PROMPT.
Copy out all the records exactly.

Structured figure records
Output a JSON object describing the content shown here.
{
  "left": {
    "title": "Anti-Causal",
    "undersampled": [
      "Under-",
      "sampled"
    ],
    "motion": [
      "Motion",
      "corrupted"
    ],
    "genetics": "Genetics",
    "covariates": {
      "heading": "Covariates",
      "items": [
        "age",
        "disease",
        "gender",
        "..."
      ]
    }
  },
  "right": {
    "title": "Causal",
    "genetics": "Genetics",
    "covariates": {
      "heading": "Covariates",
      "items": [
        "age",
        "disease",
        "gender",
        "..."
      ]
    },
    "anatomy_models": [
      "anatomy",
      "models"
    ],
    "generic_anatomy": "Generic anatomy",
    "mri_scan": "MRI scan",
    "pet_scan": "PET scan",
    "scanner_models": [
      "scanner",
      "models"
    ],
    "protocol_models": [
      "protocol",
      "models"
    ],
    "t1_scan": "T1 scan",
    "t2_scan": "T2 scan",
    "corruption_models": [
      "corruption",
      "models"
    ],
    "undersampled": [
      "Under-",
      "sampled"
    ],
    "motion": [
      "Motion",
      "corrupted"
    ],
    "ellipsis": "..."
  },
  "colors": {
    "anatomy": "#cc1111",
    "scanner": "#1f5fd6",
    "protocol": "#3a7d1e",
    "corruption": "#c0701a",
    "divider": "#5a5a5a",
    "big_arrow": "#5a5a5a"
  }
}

SOLUTION TO THIS EXERCISE.
Output a JSON object describing the content shown here.
{
  "left": {
    "title": "Anti-Causal",
    "undersampled": [
      "Under-",
      "sampled"
    ],
    "motion": [
      "Motion",
      "corrupted"
    ],
    "genetics": "Genetics",
    "covariates": {
      "heading": "Covariates",
      "items": [
        "age",
        "disease",
        "gender",
        "..."
      ]
    }
  },
  "right": {
    "title": "Causal",
    "genetics": "Genetics",
    "covariates": {
      "heading": "Covariates",
      "items": [
        "age",
        "disease",
        "gender",
        "..."
      ]
    },
    "anatomy_models": [
      "anatomy",
      "models"
    ],
    "generic_anatomy": "Generic anatomy",
    "mri_scan": "MRI scan",
    "pet_scan": "PET scan",
    "scanner_models": [
      "scanner",
      "models"
    ],
    "protocol_models": [
      "protocol",
      "models"
    ],
    "t1_scan": "T1 scan",
    "t2_scan": "T2 scan",
    "corruption_models": [
      "corruption",
      "models"
    ],
    "undersampled": [
      "Under-",
      "sampled"
    ],
    "motion": [
      "Motion",
      "corrupted"
    ],
    "ellipsis": "..."
  },
  "colors": {
    "anatomy": "#cc1111",
    "scanner": "#1f5fd6",
    "protocol": "#3a7d1e",
    "corruption": "#c0701a",
    "divider": "#5a5a5a",
    "big_arrow": "#5a5a5a"
  }
}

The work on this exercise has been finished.